- Dataset extract
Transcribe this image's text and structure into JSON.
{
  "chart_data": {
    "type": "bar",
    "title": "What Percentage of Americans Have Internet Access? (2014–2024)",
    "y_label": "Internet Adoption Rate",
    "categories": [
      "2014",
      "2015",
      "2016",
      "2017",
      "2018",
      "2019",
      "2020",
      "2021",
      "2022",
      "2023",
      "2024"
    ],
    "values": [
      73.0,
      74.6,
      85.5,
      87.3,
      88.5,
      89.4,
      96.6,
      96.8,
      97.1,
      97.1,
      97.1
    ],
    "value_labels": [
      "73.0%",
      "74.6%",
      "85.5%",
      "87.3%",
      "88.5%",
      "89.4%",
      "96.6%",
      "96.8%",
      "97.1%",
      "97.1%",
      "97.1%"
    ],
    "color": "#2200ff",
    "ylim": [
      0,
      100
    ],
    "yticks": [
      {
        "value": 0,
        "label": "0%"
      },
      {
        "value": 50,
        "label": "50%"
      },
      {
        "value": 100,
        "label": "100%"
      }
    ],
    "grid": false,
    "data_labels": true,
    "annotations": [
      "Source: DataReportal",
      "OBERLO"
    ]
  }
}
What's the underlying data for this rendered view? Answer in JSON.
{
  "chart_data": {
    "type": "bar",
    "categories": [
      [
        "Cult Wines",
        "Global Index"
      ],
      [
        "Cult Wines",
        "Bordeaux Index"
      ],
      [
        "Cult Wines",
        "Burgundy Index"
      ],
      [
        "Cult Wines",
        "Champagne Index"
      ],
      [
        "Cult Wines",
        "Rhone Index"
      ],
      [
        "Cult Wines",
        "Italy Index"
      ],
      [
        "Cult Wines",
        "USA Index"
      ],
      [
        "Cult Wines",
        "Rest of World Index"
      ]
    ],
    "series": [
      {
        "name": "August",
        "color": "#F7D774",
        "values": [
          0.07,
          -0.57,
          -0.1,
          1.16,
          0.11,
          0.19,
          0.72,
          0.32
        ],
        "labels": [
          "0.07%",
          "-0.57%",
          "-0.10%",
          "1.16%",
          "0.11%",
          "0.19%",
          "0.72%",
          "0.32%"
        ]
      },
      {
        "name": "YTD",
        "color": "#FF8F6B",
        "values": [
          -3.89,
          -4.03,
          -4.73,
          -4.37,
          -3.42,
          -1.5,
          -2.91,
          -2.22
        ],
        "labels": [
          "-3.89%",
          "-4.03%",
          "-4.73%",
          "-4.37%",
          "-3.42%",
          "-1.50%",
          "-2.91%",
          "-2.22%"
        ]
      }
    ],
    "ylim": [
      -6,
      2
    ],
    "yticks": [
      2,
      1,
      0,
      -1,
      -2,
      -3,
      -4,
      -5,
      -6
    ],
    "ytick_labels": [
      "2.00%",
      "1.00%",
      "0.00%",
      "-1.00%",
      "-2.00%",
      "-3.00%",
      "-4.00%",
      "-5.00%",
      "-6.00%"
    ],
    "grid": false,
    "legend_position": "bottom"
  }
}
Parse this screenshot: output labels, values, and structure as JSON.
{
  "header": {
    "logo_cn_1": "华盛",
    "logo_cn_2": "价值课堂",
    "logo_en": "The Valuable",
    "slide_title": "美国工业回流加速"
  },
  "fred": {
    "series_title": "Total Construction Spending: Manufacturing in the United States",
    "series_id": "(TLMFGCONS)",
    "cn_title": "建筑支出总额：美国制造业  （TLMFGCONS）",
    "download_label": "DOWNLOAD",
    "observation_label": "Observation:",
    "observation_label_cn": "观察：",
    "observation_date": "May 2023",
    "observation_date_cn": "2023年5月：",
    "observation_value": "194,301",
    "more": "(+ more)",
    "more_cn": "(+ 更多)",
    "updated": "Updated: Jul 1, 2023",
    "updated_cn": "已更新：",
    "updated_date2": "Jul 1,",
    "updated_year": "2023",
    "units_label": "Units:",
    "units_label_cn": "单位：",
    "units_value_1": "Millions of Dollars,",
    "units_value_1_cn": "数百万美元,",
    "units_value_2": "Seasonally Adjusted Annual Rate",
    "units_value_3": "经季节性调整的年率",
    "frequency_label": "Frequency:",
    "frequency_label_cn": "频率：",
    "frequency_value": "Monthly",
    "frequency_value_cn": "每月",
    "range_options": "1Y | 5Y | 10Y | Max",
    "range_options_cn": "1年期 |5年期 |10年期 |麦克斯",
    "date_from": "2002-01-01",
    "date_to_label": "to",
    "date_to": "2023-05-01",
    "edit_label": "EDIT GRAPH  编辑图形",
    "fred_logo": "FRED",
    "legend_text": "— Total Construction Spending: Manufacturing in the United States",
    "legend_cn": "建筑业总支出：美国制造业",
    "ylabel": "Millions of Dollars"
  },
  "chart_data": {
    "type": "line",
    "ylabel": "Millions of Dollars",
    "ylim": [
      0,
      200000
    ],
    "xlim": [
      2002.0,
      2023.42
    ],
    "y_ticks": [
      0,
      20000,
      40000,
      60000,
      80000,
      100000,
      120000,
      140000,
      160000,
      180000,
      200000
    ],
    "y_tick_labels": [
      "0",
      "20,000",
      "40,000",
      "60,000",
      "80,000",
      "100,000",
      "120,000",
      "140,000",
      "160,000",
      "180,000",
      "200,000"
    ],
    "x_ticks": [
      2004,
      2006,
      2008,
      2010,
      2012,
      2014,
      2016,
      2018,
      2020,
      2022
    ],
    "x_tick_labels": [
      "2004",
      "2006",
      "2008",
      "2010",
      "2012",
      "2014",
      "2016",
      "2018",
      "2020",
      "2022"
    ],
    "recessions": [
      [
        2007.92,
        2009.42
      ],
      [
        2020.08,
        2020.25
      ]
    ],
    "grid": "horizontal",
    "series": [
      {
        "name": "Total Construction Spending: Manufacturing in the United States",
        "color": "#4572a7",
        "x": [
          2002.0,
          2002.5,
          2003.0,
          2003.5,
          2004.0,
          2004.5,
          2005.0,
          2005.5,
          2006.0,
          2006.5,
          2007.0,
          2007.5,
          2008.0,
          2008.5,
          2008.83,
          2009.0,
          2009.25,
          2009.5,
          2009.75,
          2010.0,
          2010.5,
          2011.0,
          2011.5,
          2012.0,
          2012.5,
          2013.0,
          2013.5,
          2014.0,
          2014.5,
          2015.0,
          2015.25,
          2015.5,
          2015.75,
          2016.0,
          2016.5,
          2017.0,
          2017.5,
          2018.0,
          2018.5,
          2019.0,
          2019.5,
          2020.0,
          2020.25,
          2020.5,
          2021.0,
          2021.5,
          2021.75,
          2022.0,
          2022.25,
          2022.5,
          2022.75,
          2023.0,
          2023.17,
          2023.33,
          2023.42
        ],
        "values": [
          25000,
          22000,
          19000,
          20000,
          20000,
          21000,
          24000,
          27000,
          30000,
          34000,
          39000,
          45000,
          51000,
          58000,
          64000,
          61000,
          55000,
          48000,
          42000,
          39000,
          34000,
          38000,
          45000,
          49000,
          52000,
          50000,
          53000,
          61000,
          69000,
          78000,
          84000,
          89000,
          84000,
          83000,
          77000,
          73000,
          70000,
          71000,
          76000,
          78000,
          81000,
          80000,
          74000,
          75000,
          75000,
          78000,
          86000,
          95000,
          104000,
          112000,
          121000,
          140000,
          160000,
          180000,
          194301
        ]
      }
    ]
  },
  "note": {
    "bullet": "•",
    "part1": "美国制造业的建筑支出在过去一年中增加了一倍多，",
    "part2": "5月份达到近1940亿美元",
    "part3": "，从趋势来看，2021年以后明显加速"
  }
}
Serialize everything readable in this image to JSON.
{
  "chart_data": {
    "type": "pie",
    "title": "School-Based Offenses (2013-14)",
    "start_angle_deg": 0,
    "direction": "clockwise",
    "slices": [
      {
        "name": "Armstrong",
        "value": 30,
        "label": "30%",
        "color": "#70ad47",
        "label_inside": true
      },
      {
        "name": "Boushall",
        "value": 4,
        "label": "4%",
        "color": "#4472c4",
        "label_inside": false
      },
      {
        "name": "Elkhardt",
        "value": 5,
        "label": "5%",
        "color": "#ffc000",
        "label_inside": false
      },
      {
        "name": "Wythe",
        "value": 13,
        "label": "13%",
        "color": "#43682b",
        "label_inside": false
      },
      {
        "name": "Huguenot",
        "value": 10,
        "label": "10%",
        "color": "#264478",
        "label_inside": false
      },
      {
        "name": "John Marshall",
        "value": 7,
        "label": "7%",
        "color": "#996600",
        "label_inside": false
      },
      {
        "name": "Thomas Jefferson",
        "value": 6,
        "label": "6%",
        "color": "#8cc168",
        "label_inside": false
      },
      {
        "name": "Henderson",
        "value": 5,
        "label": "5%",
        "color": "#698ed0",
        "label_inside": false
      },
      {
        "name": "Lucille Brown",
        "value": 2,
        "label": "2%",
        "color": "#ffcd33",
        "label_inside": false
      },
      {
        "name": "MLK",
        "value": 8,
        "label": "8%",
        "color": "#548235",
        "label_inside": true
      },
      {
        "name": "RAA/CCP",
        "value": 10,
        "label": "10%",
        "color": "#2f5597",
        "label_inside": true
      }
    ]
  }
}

- Exercise details
Each line in the listing above that contains "Index" should be copied.

- Full answer
        "Global Index"
        "Bordeaux Index"
        "Burgundy Index"
        "Champagne Index"
        "Rhone Index"
        "Italy Index"
        "USA Index"
        "Rest of World Index"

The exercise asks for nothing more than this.